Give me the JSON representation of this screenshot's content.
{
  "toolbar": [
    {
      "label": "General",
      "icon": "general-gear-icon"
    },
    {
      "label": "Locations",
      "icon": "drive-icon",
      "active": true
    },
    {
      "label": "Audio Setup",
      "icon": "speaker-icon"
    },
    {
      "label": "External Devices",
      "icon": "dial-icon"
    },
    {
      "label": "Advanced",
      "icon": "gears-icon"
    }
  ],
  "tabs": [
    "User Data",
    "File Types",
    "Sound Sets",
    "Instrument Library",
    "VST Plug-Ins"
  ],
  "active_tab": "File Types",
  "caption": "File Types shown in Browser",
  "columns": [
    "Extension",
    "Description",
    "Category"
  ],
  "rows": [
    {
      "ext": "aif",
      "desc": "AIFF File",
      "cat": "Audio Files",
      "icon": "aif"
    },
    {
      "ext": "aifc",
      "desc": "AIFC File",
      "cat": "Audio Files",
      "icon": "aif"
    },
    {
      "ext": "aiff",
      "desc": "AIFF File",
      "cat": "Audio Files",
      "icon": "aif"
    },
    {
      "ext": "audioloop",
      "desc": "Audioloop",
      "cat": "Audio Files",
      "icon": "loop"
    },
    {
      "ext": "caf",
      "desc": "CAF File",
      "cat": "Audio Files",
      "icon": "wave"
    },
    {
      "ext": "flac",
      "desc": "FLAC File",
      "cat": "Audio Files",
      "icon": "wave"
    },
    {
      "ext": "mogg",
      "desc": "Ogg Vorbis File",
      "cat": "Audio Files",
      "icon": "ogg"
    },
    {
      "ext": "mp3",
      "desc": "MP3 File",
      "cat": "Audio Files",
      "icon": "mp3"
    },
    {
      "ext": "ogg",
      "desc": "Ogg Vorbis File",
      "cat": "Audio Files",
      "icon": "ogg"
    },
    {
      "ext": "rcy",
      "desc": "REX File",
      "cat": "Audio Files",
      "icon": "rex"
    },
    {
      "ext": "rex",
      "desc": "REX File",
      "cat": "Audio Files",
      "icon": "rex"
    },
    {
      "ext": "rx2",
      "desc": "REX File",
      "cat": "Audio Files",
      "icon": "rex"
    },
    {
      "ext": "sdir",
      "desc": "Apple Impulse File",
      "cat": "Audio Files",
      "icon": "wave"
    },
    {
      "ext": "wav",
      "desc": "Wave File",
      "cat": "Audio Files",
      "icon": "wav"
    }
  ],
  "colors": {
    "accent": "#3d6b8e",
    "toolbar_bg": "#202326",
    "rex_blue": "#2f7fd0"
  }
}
----------------
→ The exercise
Gather each line that holds "label".

→ Reply to the task
      "label": "General",
      "label": "Locations",
      "label": "Audio Setup",
      "label": "External Devices",
      "label": "Advanced",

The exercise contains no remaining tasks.